Work to complete » Extract the full set of records, then give each one again exactly.

■ ■ ■

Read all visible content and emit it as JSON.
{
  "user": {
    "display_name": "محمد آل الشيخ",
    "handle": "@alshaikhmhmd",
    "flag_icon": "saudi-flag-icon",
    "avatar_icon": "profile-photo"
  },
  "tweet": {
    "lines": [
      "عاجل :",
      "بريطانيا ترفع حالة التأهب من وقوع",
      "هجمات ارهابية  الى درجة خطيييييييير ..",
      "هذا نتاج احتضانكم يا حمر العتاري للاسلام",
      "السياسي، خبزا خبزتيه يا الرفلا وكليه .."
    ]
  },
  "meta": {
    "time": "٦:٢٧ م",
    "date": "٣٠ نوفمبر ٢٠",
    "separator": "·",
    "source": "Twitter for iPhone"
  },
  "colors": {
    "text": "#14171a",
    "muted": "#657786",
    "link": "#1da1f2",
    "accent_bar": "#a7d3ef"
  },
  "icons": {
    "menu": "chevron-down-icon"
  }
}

■ ■ ■

Exercise result »
Read all visible content and emit it as JSON.
{
  "user": {
    "display_name": "محمد آل الشيخ",
    "handle": "@alshaikhmhmd",
    "flag_icon": "saudi-flag-icon",
    "avatar_icon": "profile-photo"
  },
  "tweet": {
    "lines": [
      "عاجل :",
      "بريطانيا ترفع حالة التأهب من وقوع",
      "هجمات ارهابية  الى درجة خطيييييييير ..",
      "هذا نتاج احتضانكم يا حمر العتاري للاسلام",
      "السياسي، خبزا خبزتيه يا الرفلا وكليه .."
    ]
  },
  "meta": {
    "time": "٦:٢٧ م",
    "date": "٣٠ نوفمبر ٢٠",
    "separator": "·",
    "source": "Twitter for iPhone"
  },
  "colors": {
    "text": "#14171a",
    "muted": "#657786",
    "link": "#1da1f2",
    "accent_bar": "#a7d3ef"
  },
  "icons": {
    "menu": "chevron-down-icon"
  }
}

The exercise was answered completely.